→ **PROBLEM REQUIREMENTS**
Lift out each line of the data that holds "screenshot".
━━━━━ LISTING ━━━━━
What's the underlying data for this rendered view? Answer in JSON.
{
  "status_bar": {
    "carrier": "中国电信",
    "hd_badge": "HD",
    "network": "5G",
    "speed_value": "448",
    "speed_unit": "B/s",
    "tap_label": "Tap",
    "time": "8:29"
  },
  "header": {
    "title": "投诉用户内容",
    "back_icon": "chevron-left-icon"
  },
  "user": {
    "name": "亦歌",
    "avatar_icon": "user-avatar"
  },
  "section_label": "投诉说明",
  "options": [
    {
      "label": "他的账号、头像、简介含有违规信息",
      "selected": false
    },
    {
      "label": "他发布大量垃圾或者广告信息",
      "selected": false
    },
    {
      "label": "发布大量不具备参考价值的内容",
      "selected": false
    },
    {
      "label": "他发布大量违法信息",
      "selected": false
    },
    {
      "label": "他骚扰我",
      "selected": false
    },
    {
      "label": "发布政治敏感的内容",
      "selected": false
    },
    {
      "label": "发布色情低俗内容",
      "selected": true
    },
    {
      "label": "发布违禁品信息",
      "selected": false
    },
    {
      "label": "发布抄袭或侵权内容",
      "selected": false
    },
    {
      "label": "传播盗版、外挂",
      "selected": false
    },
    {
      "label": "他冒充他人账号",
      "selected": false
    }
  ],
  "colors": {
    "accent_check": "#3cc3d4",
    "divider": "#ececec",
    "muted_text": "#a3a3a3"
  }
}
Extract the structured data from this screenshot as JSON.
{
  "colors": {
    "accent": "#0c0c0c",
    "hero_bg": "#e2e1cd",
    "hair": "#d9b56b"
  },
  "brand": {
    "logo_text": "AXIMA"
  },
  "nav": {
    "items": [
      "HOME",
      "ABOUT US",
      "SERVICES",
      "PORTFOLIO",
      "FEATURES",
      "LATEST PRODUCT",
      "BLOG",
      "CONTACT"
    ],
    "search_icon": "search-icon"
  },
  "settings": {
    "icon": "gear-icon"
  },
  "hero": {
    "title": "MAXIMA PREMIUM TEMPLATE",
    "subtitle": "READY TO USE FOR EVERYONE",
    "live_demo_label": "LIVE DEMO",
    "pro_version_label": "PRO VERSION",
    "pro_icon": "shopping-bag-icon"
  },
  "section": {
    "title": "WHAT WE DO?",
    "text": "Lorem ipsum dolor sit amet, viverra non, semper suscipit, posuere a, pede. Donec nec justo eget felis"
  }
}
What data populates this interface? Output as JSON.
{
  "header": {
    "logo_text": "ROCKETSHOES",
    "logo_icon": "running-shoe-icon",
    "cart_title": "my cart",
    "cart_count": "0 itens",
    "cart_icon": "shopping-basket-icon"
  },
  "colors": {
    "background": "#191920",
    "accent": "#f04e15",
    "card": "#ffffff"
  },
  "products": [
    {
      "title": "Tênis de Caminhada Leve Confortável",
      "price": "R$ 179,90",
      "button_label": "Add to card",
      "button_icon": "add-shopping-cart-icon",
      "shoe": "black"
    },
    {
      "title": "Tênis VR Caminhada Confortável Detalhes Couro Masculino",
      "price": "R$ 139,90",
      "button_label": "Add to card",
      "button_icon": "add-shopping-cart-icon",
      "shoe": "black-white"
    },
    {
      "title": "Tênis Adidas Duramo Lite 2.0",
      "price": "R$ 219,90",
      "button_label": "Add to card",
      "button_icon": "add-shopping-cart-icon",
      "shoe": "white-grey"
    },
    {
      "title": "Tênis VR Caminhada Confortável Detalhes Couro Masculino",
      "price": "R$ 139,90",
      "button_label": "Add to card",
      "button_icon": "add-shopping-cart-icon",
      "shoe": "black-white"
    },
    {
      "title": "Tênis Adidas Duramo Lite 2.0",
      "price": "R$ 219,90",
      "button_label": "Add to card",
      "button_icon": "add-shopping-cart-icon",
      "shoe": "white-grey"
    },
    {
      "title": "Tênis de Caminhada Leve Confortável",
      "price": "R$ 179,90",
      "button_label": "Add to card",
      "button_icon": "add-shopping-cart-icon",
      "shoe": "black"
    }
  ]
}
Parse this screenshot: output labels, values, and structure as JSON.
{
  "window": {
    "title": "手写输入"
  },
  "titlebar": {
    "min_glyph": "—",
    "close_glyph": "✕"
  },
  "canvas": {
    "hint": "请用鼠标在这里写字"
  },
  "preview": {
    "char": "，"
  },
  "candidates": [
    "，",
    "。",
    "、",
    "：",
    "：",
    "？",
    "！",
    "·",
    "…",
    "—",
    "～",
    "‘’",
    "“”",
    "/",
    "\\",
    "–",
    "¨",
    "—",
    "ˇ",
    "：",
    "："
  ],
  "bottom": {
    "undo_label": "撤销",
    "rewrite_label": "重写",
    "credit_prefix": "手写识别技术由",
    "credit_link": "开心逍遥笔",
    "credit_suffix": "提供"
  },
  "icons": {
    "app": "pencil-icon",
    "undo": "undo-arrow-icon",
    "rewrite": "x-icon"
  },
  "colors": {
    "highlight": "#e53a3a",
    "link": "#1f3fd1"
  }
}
━━━━━
→ **REPLY**
Extract the structured data from this screenshot as JSON.
Parse this screenshot: output labels, values, and structure as JSON.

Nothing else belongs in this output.